> [EXERCISE BRIEF]
Every line with the word "Access" in it should be extracted from the data that follows.

::::::::

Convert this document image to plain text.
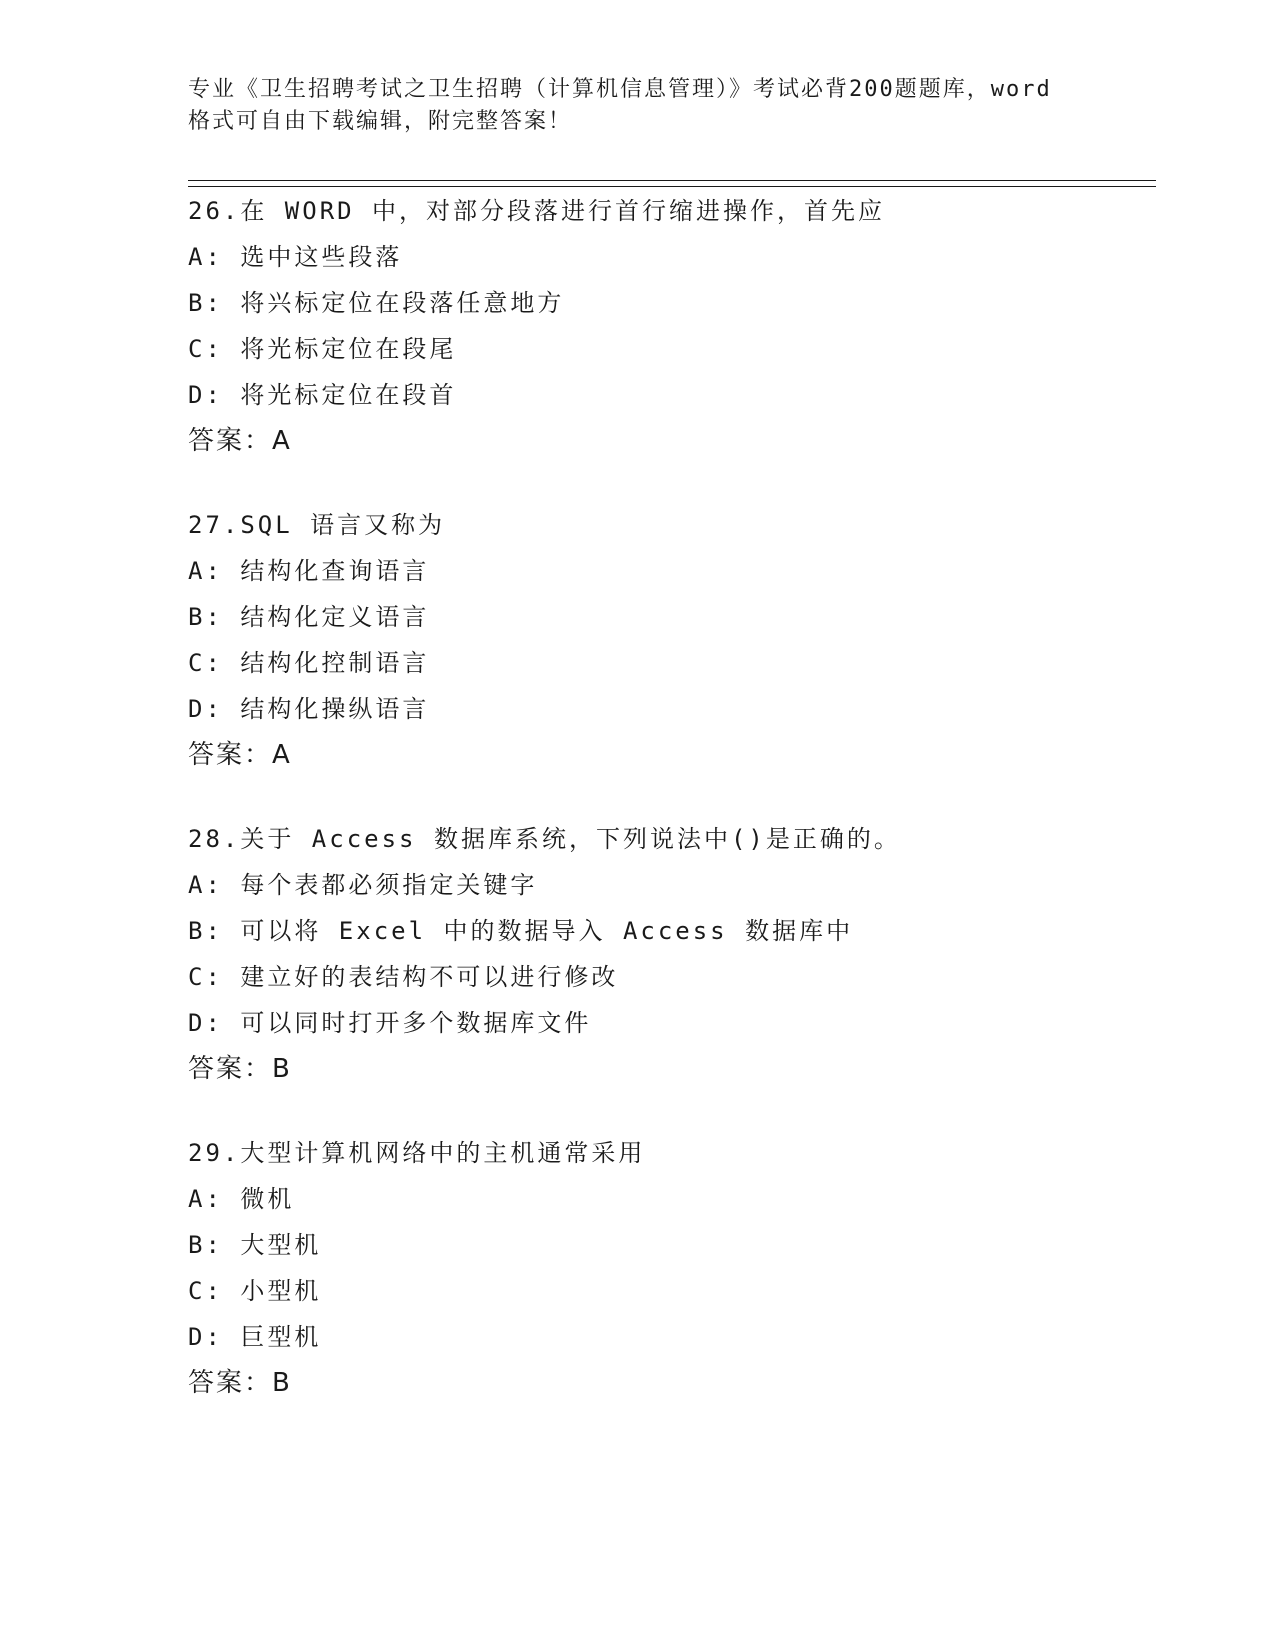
专业《卫生招聘考试之卫生招聘（计算机信息管理）》考试必背200题题库，word
格式可自由下载编辑，附完整答案！
26.在 WORD 中，对部分段落进行首行缩进操作，首先应
A: 选中这些段落
B: 将兴标定位在段落任意地方
C: 将光标定位在段尾
D: 将光标定位在段首
答案：A
27.SQL 语言又称为
A: 结构化查询语言
B: 结构化定义语言
C: 结构化控制语言
D: 结构化操纵语言
答案：A
28.关于 Access 数据库系统，下列说法中()是正确的。
A: 每个表都必须指定关键字
B: 可以将 Excel 中的数据导入 Access 数据库中
C: 建立好的表结构不可以进行修改
D: 可以同时打开多个数据库文件
答案：B
29.大型计算机网络中的主机通常采用
A: 微机
B: 大型机
C: 小型机
D: 巨型机
答案：B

::::::::

> [WRITTEN ANSWER]
28.关于 Access 数据库系统，下列说法中()是正确的。
B: 可以将 Excel 中的数据导入 Access 数据库中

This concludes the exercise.